#### What is required
Filter the records below for the word "title". Copy each line that holds it.

## begin Given data

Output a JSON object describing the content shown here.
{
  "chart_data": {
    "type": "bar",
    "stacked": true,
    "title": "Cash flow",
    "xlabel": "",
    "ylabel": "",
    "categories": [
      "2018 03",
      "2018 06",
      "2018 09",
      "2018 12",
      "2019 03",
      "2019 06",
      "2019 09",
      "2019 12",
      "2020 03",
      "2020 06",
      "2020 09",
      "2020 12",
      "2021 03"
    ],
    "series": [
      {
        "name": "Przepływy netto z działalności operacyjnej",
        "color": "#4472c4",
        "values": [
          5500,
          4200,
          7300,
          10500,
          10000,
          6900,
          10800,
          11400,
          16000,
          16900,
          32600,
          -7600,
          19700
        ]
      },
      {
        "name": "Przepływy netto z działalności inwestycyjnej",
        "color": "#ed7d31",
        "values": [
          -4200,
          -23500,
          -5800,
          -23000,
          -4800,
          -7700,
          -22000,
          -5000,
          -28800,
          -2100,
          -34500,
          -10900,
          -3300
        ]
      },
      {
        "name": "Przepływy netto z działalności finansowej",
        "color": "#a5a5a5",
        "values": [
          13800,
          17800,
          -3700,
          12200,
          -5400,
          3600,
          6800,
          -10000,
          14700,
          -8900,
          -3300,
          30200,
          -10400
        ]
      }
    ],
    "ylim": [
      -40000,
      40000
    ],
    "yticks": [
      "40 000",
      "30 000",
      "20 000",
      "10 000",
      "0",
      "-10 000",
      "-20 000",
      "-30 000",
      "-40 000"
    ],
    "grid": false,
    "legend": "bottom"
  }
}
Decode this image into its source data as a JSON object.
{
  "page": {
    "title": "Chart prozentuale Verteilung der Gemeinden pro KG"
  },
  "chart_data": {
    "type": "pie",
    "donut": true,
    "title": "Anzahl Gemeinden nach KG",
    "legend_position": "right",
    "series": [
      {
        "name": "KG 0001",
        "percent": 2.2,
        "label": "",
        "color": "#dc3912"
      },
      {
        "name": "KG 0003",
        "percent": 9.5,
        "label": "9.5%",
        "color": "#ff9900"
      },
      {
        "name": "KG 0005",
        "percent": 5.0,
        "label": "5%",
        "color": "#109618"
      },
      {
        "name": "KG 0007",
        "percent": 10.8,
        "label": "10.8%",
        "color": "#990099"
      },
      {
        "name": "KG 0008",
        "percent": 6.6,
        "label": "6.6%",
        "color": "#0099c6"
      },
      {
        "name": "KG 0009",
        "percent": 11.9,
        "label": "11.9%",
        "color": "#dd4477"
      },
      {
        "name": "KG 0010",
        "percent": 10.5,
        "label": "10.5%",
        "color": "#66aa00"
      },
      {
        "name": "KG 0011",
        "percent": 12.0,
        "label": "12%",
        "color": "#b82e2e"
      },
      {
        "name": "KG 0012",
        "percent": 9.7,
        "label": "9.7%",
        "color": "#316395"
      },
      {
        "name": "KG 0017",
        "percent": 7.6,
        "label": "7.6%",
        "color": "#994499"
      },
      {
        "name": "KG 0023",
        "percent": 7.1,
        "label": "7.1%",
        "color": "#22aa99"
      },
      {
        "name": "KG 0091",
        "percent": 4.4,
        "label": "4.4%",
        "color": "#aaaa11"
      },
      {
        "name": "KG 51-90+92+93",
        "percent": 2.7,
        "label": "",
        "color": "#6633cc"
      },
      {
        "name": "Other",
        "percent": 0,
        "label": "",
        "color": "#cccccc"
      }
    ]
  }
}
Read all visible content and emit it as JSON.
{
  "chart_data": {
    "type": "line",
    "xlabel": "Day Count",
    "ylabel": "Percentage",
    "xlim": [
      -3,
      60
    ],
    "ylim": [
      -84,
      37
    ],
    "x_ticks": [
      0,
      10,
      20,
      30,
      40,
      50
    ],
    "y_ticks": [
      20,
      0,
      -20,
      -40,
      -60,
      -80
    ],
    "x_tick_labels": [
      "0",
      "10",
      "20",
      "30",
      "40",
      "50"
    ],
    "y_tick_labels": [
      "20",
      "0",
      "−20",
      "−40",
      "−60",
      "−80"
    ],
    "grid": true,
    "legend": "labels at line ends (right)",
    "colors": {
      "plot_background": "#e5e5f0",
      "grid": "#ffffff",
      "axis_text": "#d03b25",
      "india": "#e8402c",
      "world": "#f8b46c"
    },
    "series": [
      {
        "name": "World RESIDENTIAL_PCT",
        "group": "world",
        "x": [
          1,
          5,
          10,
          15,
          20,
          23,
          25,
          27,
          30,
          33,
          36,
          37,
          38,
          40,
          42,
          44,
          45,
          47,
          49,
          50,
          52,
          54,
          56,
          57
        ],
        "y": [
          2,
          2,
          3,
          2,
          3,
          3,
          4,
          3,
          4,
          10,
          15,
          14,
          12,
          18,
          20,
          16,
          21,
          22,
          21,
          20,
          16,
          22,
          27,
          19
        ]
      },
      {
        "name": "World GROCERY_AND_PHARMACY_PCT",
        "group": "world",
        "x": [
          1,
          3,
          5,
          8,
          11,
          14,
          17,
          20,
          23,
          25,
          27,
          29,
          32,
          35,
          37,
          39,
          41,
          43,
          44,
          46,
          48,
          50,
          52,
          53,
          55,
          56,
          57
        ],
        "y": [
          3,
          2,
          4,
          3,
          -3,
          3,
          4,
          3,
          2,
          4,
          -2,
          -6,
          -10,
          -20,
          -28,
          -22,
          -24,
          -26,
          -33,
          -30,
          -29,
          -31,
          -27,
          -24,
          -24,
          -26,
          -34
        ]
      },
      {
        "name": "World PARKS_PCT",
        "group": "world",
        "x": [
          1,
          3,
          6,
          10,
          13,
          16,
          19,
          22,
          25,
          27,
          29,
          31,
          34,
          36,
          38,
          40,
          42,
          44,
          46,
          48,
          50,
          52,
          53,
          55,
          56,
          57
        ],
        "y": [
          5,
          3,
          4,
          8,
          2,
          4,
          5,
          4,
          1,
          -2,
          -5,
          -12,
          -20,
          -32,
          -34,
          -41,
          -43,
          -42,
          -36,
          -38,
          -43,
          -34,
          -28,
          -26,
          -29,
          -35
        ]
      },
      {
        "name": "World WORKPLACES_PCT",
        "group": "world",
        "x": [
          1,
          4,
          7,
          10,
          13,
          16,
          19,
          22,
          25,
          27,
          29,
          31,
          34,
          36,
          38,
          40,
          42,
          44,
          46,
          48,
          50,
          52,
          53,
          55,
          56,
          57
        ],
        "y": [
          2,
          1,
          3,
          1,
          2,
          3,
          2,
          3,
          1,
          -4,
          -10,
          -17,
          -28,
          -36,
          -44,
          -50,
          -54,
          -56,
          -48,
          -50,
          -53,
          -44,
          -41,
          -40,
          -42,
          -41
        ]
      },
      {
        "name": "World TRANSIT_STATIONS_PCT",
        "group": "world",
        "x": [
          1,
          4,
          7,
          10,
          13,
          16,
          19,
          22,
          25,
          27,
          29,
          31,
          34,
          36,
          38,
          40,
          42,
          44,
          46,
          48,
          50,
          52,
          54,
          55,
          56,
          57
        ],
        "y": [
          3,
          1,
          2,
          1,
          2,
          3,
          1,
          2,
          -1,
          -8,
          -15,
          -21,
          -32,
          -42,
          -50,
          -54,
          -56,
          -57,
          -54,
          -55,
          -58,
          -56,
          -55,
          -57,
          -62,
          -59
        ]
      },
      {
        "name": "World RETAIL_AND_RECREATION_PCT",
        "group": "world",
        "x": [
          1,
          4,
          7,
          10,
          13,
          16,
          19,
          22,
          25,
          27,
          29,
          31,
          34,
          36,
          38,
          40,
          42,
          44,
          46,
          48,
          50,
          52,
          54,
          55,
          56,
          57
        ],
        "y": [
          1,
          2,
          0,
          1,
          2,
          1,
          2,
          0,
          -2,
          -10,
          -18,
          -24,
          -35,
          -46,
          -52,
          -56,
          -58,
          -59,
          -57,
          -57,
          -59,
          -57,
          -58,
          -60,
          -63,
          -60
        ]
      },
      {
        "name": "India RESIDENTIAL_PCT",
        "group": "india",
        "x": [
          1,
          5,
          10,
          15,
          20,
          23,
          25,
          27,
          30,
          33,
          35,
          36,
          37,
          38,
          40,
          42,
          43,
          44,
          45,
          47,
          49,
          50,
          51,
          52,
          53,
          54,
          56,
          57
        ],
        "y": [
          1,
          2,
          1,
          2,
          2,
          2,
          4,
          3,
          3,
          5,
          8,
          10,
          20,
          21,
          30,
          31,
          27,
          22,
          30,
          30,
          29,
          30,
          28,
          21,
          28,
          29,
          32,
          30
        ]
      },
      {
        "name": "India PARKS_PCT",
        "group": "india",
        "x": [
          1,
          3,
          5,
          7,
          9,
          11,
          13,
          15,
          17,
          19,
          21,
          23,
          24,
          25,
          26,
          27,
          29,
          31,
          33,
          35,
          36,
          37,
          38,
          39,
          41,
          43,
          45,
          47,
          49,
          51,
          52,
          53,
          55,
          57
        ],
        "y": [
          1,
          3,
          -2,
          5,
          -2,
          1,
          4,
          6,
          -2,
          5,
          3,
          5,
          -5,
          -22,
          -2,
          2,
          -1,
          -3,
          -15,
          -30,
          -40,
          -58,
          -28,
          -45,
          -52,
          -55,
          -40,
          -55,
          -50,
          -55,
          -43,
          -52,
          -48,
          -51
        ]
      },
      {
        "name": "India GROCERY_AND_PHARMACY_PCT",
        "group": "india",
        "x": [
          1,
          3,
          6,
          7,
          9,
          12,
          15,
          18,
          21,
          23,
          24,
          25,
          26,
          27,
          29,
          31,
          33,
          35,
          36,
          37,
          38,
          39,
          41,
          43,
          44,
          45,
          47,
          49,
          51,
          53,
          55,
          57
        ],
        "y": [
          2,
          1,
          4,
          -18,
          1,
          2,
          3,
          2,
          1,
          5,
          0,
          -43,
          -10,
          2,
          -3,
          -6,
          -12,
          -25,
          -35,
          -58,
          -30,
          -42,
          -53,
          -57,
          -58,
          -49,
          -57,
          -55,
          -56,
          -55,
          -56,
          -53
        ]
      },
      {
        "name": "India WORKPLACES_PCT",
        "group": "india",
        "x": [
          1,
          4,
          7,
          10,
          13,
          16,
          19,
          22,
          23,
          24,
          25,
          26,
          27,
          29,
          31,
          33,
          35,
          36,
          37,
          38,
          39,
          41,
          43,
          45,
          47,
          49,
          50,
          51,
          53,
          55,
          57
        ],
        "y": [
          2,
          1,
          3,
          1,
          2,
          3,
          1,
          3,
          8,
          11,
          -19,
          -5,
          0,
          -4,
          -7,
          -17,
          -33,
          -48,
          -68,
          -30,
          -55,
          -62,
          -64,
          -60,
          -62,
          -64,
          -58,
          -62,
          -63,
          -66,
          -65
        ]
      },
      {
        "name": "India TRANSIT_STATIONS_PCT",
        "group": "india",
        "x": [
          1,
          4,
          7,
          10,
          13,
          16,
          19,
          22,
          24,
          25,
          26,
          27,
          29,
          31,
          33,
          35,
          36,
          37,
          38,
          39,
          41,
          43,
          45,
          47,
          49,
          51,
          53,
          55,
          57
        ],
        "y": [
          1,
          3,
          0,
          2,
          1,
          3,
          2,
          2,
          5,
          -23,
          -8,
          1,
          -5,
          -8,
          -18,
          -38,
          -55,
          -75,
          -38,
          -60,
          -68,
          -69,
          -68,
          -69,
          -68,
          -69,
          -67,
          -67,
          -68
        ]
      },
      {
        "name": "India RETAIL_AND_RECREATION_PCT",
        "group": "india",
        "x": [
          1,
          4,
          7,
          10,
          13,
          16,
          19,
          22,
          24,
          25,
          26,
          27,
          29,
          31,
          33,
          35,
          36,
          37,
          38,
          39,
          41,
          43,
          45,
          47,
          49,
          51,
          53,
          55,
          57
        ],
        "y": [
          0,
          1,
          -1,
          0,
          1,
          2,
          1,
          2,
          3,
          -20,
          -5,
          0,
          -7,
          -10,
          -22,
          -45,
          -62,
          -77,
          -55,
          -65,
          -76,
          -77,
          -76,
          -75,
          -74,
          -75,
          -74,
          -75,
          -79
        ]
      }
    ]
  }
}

## end Given data

#### Output for this task
    "title": "Cash flow",
    "title": "Chart prozentuale Verteilung der Gemeinden pro KG"
    "title": "Anzahl Gemeinden nach KG",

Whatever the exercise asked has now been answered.